→ **Exercise objective**: Scan the listing below and copy every line holding "events".

__________

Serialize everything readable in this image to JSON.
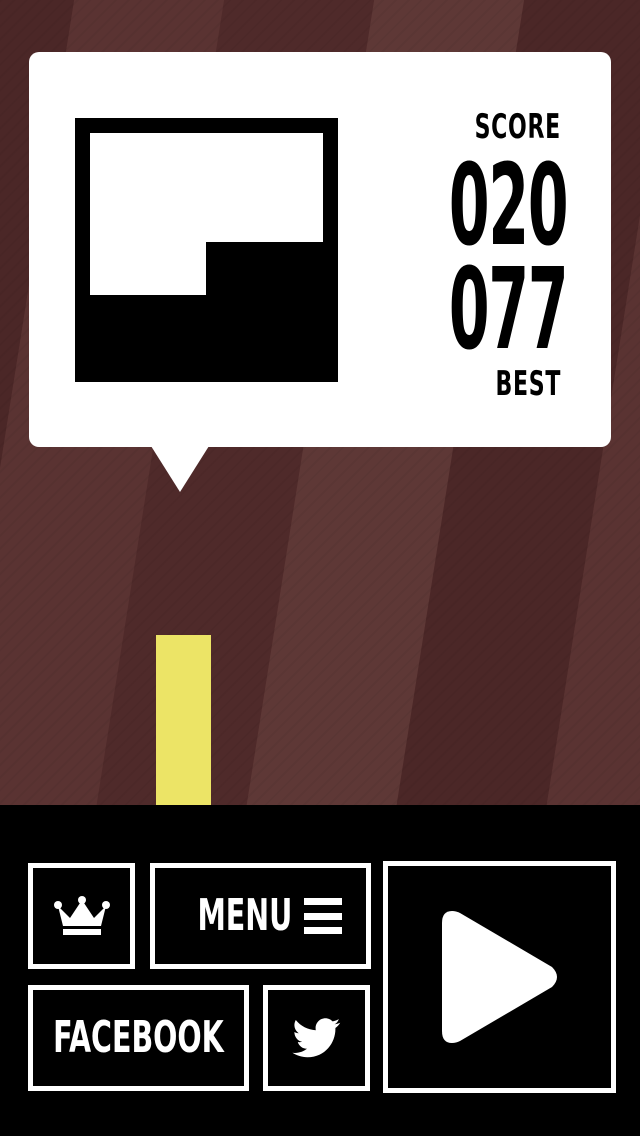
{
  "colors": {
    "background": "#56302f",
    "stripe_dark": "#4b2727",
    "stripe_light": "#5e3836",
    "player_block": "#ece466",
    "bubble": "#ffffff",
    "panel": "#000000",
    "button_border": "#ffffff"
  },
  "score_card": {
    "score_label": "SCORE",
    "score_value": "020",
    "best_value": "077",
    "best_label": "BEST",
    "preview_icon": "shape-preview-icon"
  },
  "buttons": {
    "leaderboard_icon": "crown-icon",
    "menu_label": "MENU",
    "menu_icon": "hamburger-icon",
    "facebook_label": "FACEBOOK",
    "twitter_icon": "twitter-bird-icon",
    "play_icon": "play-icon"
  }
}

__________

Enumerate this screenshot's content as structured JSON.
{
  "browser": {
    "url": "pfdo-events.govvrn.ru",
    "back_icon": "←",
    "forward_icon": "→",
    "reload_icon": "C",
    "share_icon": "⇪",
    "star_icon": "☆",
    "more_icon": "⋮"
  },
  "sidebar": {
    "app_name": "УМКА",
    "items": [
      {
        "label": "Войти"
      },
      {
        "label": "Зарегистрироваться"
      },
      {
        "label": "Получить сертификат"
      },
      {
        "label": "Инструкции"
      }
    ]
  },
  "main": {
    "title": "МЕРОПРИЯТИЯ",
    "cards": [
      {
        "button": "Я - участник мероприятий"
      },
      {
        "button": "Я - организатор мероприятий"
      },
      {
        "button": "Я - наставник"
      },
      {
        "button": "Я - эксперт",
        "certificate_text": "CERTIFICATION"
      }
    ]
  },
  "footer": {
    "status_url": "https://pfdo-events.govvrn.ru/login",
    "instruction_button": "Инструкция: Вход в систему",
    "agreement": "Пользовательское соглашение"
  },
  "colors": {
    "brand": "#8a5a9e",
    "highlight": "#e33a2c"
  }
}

__________

→ **Result of the task**:
    "url": "pfdo-events.govvrn.ru",
    "status_url": "https://pfdo-events.govvrn.ru/login",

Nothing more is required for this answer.